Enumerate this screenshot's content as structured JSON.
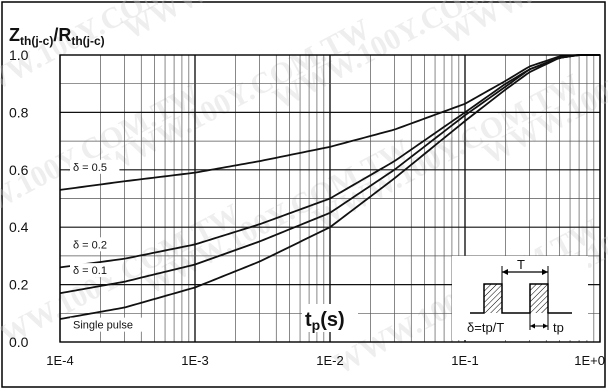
{
  "chart_data": {
    "type": "line",
    "title_main": "Z",
    "title_main_sub": "th(j-c)",
    "title_sep": "/R",
    "title_sep_sub": "th(j-c)",
    "xlabel_main": "t",
    "xlabel_sub": "p",
    "xlabel_unit": "(s)",
    "x_scale": "log",
    "xlim": [
      0.0001,
      1
    ],
    "ylim": [
      0,
      1
    ],
    "grid": true,
    "xticks": [
      {
        "value": 0.0001,
        "label": "1E-4"
      },
      {
        "value": 0.001,
        "label": "1E-3"
      },
      {
        "value": 0.01,
        "label": "1E-2"
      },
      {
        "value": 0.1,
        "label": "1E-1"
      },
      {
        "value": 1,
        "label": "1E+0"
      }
    ],
    "yticks": [
      {
        "value": 0.0,
        "label": "0.0"
      },
      {
        "value": 0.2,
        "label": "0.2"
      },
      {
        "value": 0.4,
        "label": "0.4"
      },
      {
        "value": 0.6,
        "label": "0.6"
      },
      {
        "value": 0.8,
        "label": "0.8"
      },
      {
        "value": 1.0,
        "label": "1.0"
      }
    ],
    "series": [
      {
        "name": "δ = 0.5",
        "x": [
          0.0001,
          0.0003,
          0.001,
          0.003,
          0.01,
          0.03,
          0.1,
          0.2,
          0.3,
          0.5,
          0.7,
          1
        ],
        "y": [
          0.53,
          0.56,
          0.59,
          0.63,
          0.68,
          0.74,
          0.83,
          0.91,
          0.96,
          0.995,
          1.0,
          1.0
        ]
      },
      {
        "name": "δ = 0.2",
        "x": [
          0.0001,
          0.0003,
          0.001,
          0.003,
          0.01,
          0.03,
          0.1,
          0.2,
          0.3,
          0.5,
          0.7,
          1
        ],
        "y": [
          0.26,
          0.29,
          0.34,
          0.41,
          0.5,
          0.63,
          0.8,
          0.9,
          0.95,
          0.99,
          1.0,
          1.0
        ]
      },
      {
        "name": "δ = 0.1",
        "x": [
          0.0001,
          0.0003,
          0.001,
          0.003,
          0.01,
          0.03,
          0.1,
          0.2,
          0.3,
          0.5,
          0.7,
          1
        ],
        "y": [
          0.17,
          0.21,
          0.27,
          0.35,
          0.45,
          0.6,
          0.79,
          0.89,
          0.95,
          0.99,
          1.0,
          1.0
        ]
      },
      {
        "name": "Single pulse",
        "x": [
          0.0001,
          0.0003,
          0.001,
          0.003,
          0.01,
          0.03,
          0.1,
          0.2,
          0.3,
          0.5,
          0.7,
          1
        ],
        "y": [
          0.08,
          0.12,
          0.19,
          0.28,
          0.4,
          0.57,
          0.77,
          0.88,
          0.94,
          0.99,
          1.0,
          1.0
        ]
      }
    ],
    "inset": {
      "period_label": "T",
      "duty_label": "δ=tp/T",
      "pulse_label": "tp"
    }
  },
  "watermark": {
    "text": "WWW.100Y.COM.TW",
    "color": "#cfcfcf"
  }
}
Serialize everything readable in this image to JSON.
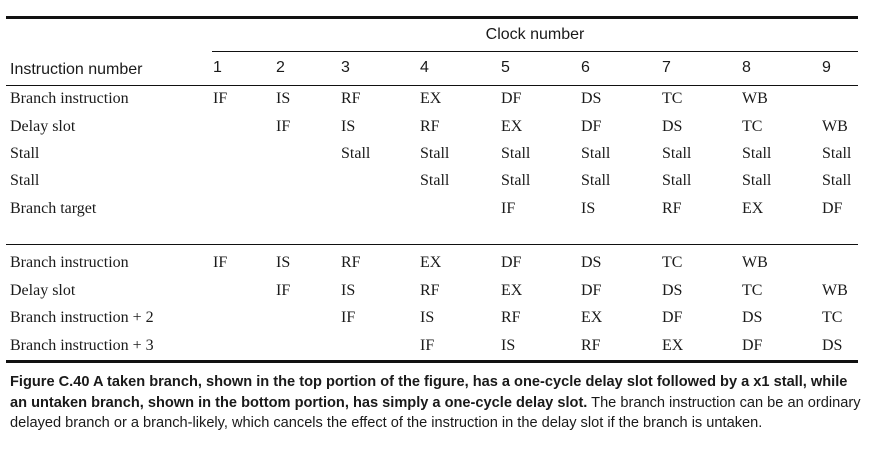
{
  "header": {
    "clock_title": "Clock number",
    "instruction_label": "Instruction number",
    "clocks": [
      "1",
      "2",
      "3",
      "4",
      "5",
      "6",
      "7",
      "8",
      "9"
    ]
  },
  "taken": [
    {
      "label": "Branch instruction",
      "cells": [
        "IF",
        "IS",
        "RF",
        "EX",
        "DF",
        "DS",
        "TC",
        "WB",
        ""
      ]
    },
    {
      "label": "Delay slot",
      "cells": [
        "",
        "IF",
        "IS",
        "RF",
        "EX",
        "DF",
        "DS",
        "TC",
        "WB"
      ]
    },
    {
      "label": "Stall",
      "cells": [
        "",
        "",
        "Stall",
        "Stall",
        "Stall",
        "Stall",
        "Stall",
        "Stall",
        "Stall"
      ]
    },
    {
      "label": "Stall",
      "cells": [
        "",
        "",
        "",
        "Stall",
        "Stall",
        "Stall",
        "Stall",
        "Stall",
        "Stall"
      ]
    },
    {
      "label": "Branch target",
      "cells": [
        "",
        "",
        "",
        "",
        "IF",
        "IS",
        "RF",
        "EX",
        "DF"
      ]
    }
  ],
  "untaken": [
    {
      "label": "Branch instruction",
      "cells": [
        "IF",
        "IS",
        "RF",
        "EX",
        "DF",
        "DS",
        "TC",
        "WB",
        ""
      ]
    },
    {
      "label": "Delay slot",
      "cells": [
        "",
        "IF",
        "IS",
        "RF",
        "EX",
        "DF",
        "DS",
        "TC",
        "WB"
      ]
    },
    {
      "label": "Branch instruction + 2",
      "cells": [
        "",
        "",
        "IF",
        "IS",
        "RF",
        "EX",
        "DF",
        "DS",
        "TC"
      ]
    },
    {
      "label": "Branch instruction + 3",
      "cells": [
        "",
        "",
        "",
        "IF",
        "IS",
        "RF",
        "EX",
        "DF",
        "DS"
      ]
    }
  ],
  "caption": {
    "bold": "Figure C.40 A taken branch, shown in the top portion of the figure, has a one-cycle delay slot followed by a x1 stall, while an untaken branch, shown in the bottom portion, has simply a one-cycle delay slot.",
    "regular": "The branch instruction can be an ordinary delayed branch or a branch-likely, which cancels the effect of the instruction in the delay slot if the branch is untaken."
  }
}
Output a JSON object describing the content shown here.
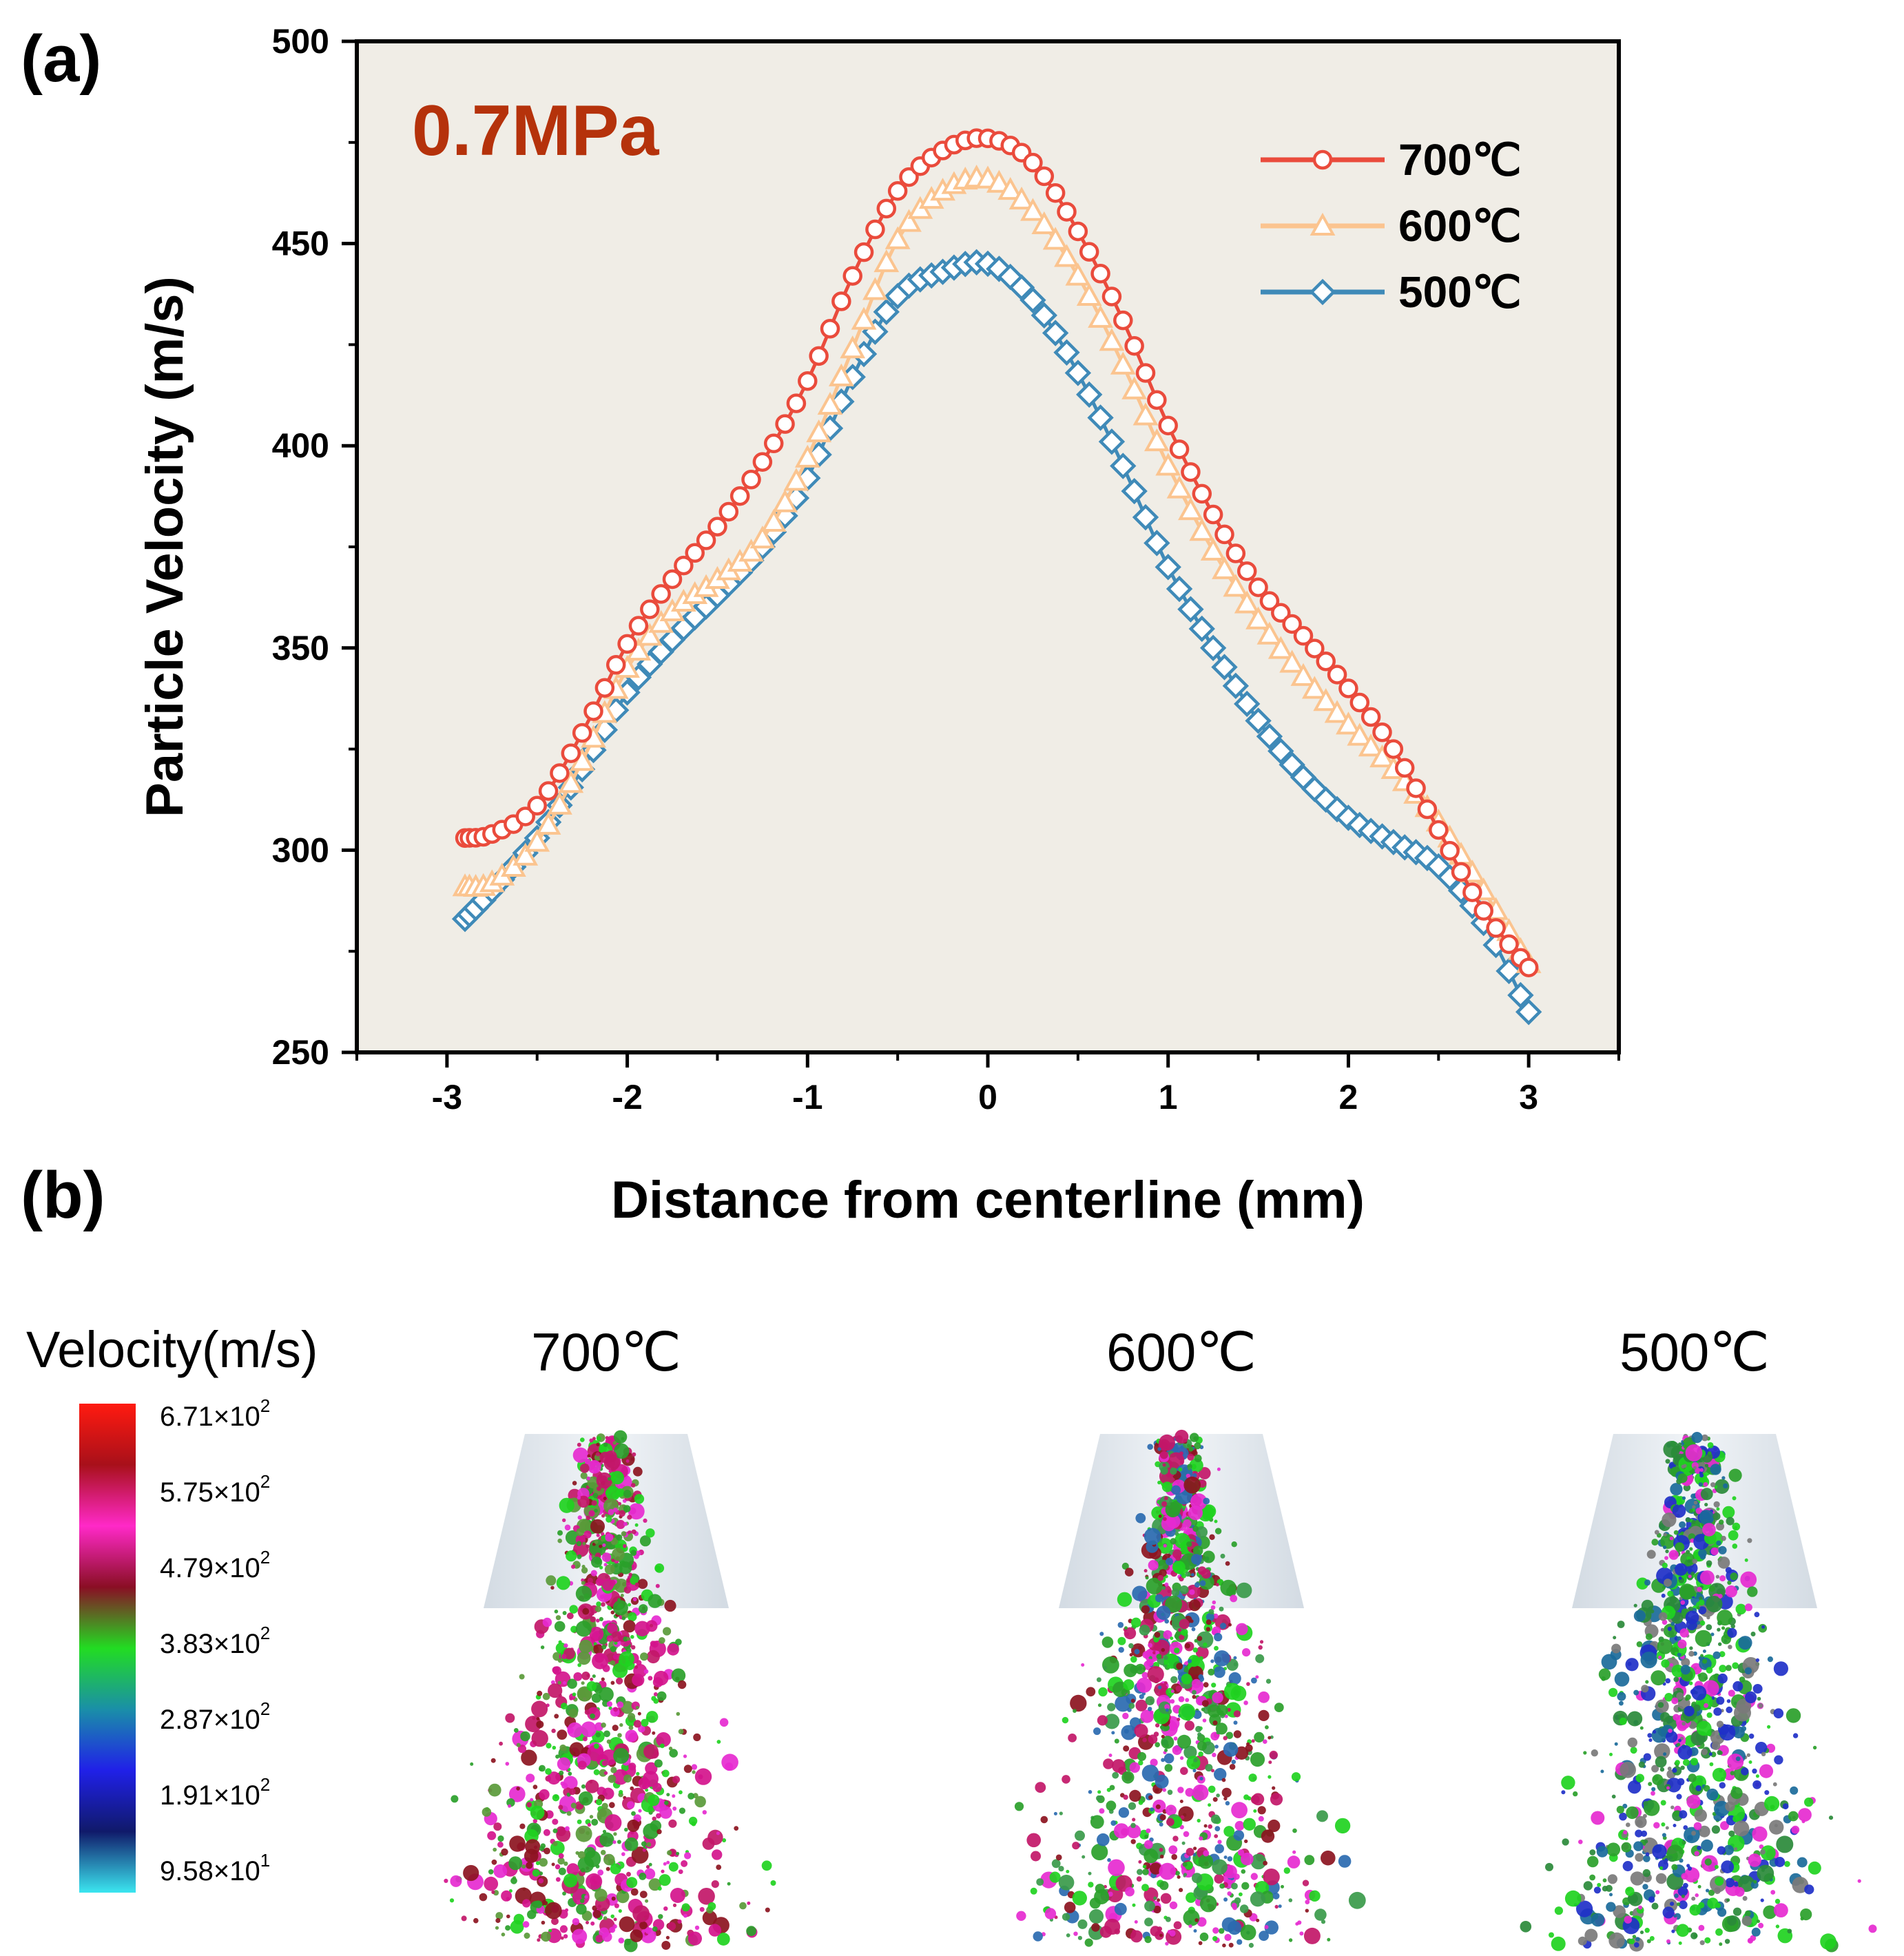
{
  "panel_a_label": "(a)",
  "panel_b_label": "(b)",
  "chart_data": {
    "type": "line",
    "title": "",
    "annotation": "0.7MPa",
    "annotation_color": "#b5320b",
    "xlabel": "Distance from centerline (mm)",
    "ylabel": "Particle Velocity (m/s)",
    "xlim": [
      -3.5,
      3.5
    ],
    "ylim": [
      250,
      500
    ],
    "xticks": [
      -3,
      -2,
      -1,
      0,
      1,
      2,
      3
    ],
    "xtick_labels": [
      "-3",
      "-2",
      "-1",
      "0",
      "1",
      "2",
      "3"
    ],
    "yticks": [
      250,
      300,
      350,
      400,
      450,
      500
    ],
    "ytick_labels": [
      "250",
      "300",
      "350",
      "400",
      "450",
      "500"
    ],
    "plot_background": "#f0ede6",
    "legend_position": "top-right",
    "series": [
      {
        "name": "700℃",
        "color": "#ea4b3c",
        "marker": "circle",
        "x": [
          -2.9,
          -2.75,
          -2.5,
          -2.25,
          -2.0,
          -1.75,
          -1.5,
          -1.25,
          -1.0,
          -0.75,
          -0.5,
          -0.25,
          0.0,
          0.25,
          0.5,
          0.75,
          1.0,
          1.25,
          1.5,
          1.75,
          2.0,
          2.25,
          2.5,
          2.75,
          3.0
        ],
        "y": [
          303,
          304,
          311,
          329,
          351,
          367,
          380,
          396,
          416,
          442,
          463,
          473,
          476,
          470,
          453,
          431,
          405,
          383,
          365,
          353,
          340,
          325,
          305,
          285,
          271
        ]
      },
      {
        "name": "600℃",
        "color": "#fbc48f",
        "marker": "triangle",
        "x": [
          -2.9,
          -2.75,
          -2.5,
          -2.25,
          -2.0,
          -1.75,
          -1.5,
          -1.25,
          -1.0,
          -0.75,
          -0.5,
          -0.25,
          0.0,
          0.25,
          0.5,
          0.75,
          1.0,
          1.25,
          1.5,
          1.75,
          2.0,
          2.25,
          2.5,
          2.75,
          3.0
        ],
        "y": [
          291,
          292,
          302,
          322,
          345,
          359,
          367,
          377,
          397,
          424,
          451,
          463,
          466,
          458,
          442,
          420,
          395,
          374,
          357,
          343,
          331,
          320,
          307,
          290,
          272
        ]
      },
      {
        "name": "500℃",
        "color": "#3f8ab8",
        "marker": "diamond",
        "x": [
          -2.9,
          -2.75,
          -2.5,
          -2.25,
          -2.0,
          -1.75,
          -1.5,
          -1.25,
          -1.0,
          -0.75,
          -0.5,
          -0.25,
          0.0,
          0.25,
          0.5,
          0.75,
          1.0,
          1.25,
          1.5,
          1.75,
          2.0,
          2.25,
          2.5,
          2.75,
          3.0
        ],
        "y": [
          283,
          290,
          303,
          320,
          339,
          352,
          363,
          375,
          392,
          417,
          437,
          443,
          445,
          436,
          418,
          395,
          370,
          350,
          332,
          318,
          308,
          302,
          296,
          282,
          260
        ]
      }
    ]
  },
  "panel_b": {
    "colorbar_title": "Velocity(m/s)",
    "colorbar_ticks": [
      "6.71×10",
      "5.75×10",
      "4.79×10",
      "3.83×10",
      "2.87×10",
      "1.91×10",
      "9.58×10"
    ],
    "colorbar_exponents": [
      "2",
      "2",
      "2",
      "2",
      "2",
      "2",
      "1"
    ],
    "colorbar_stops": [
      "#ff1a10",
      "#a8101a",
      "#ff29c8",
      "#8a0e24",
      "#22dc22",
      "#1a8fa8",
      "#2020e8",
      "#101a6a",
      "#3be6f0"
    ],
    "simulations": [
      {
        "title": "700℃",
        "colors": [
          "#c21768",
          "#e62ad0",
          "#2aa02a",
          "#8c1420",
          "#1fd21f",
          "#d4148c",
          "#5a9a3a"
        ]
      },
      {
        "title": "600℃",
        "colors": [
          "#2aa02a",
          "#e62ad0",
          "#8c1420",
          "#1fd21f",
          "#3a9a4a",
          "#c21768",
          "#2a6ab0"
        ]
      },
      {
        "title": "500℃",
        "colors": [
          "#2aa02a",
          "#1fd21f",
          "#2a8a3a",
          "#2030c8",
          "#1a6a9a",
          "#e62ad0",
          "#7a7a7a"
        ]
      }
    ]
  }
}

=-=-=

▶ [Challenge]: Go through the material line by line. Show each line that contains the string "JSON".

▶ [Completed task]:
Enumerate this screenshot's content as structured JSON.
Serialize everything readable in this image to JSON.
Output a JSON object describing the content shown here.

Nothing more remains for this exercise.